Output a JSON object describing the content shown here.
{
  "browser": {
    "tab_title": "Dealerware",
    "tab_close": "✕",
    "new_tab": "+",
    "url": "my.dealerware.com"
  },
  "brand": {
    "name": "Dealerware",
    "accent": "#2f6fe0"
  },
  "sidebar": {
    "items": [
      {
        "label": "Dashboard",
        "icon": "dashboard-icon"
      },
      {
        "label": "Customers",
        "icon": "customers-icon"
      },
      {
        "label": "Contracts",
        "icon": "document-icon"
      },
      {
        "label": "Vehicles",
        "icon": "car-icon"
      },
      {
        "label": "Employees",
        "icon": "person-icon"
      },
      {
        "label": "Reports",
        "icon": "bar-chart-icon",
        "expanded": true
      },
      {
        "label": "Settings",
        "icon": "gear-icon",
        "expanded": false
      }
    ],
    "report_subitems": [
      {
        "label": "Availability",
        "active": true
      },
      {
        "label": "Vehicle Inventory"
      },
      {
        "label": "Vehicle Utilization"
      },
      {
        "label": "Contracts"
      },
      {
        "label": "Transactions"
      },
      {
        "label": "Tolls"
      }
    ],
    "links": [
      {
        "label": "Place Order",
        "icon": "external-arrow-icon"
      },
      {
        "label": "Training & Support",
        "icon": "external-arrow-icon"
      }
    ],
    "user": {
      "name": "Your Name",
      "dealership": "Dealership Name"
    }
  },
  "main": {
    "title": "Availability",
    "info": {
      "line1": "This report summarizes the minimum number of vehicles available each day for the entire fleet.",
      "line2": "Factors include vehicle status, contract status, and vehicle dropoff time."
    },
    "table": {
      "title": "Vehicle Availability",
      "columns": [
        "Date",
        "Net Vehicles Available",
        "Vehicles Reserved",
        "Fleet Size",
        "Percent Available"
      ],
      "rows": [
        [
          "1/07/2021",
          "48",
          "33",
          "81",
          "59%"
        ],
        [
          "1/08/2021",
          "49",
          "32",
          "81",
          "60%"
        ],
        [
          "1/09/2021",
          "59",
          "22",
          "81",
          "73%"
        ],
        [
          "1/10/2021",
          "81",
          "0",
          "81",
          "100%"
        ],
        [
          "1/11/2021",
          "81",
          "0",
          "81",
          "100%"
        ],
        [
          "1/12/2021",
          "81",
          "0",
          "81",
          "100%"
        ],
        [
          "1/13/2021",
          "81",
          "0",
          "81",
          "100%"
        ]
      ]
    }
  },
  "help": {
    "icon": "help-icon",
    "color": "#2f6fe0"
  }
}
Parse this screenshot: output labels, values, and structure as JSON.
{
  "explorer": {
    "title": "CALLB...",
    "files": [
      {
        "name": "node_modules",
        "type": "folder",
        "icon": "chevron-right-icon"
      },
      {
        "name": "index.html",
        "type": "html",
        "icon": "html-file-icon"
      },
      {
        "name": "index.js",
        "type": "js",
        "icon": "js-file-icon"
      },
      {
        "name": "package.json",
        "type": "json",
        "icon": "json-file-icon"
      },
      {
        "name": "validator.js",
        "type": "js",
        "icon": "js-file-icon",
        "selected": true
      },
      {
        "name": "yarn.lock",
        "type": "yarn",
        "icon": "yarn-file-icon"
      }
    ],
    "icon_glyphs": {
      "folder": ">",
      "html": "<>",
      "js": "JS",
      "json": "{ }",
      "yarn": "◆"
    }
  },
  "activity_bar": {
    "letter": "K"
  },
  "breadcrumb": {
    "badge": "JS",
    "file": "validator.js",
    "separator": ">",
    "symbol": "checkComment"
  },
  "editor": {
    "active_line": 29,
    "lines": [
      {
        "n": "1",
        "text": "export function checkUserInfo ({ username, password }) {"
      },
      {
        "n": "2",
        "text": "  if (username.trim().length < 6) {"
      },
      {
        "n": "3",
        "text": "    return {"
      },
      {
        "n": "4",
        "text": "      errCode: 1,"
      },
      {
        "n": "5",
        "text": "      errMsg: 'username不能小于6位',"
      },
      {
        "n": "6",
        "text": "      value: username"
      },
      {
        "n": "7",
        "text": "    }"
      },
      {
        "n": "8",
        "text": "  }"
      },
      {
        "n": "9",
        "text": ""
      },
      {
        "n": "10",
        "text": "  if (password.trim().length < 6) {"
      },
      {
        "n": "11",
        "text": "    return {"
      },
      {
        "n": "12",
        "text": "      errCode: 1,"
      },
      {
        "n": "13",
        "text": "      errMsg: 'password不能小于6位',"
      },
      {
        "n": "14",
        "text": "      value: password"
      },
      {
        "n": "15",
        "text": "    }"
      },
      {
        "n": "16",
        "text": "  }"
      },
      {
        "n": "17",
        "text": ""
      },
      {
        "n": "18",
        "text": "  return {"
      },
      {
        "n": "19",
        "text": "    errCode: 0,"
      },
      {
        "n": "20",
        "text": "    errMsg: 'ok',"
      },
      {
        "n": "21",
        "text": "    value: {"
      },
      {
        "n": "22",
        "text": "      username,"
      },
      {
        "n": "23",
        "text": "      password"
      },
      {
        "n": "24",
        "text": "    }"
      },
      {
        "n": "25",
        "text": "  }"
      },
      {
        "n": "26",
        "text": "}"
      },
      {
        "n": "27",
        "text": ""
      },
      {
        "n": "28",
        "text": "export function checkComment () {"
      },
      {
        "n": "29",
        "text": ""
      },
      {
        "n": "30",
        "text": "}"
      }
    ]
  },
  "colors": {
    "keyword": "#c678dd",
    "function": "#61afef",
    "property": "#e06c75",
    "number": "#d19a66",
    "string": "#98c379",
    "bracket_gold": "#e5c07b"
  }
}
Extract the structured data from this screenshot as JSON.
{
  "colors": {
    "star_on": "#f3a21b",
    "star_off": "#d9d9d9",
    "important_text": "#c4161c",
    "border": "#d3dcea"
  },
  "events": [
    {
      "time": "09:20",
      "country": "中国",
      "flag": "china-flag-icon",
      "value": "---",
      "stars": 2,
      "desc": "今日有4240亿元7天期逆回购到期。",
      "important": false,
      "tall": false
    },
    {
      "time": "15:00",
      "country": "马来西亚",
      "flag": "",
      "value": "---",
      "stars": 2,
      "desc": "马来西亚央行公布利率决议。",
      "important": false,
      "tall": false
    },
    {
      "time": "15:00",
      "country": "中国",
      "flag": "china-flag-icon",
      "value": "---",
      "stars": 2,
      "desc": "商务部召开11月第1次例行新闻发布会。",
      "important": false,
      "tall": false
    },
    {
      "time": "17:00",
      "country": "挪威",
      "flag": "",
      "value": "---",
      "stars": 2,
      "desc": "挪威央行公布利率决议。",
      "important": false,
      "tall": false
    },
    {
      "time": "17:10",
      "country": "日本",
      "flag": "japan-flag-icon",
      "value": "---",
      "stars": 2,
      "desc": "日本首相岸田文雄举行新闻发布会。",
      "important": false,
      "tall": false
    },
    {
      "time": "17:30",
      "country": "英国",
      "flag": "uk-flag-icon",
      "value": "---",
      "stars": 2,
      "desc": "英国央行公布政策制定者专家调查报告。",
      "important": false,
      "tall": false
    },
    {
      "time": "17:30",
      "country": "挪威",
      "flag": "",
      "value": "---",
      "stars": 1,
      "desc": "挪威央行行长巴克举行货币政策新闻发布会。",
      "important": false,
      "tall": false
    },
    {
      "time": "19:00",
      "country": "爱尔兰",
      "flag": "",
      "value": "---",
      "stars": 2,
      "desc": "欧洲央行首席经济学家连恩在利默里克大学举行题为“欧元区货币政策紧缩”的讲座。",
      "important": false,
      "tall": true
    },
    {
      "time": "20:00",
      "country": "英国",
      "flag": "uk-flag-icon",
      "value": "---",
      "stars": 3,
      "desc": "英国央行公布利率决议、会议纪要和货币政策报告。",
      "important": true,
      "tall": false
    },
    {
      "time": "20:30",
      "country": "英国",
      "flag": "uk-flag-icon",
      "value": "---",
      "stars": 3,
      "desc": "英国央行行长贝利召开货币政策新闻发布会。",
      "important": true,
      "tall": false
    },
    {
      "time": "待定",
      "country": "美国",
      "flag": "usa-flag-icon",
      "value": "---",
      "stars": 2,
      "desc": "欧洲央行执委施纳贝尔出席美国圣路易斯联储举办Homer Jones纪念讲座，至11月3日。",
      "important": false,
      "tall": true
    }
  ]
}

+---+

* _Problem statement_:
Search the data above for lines holding "trim" and copy each of them.

* _Complete response_:
        "text": "  if (username.trim().length < 6) {"
        "text": "  if (password.trim().length < 6) {"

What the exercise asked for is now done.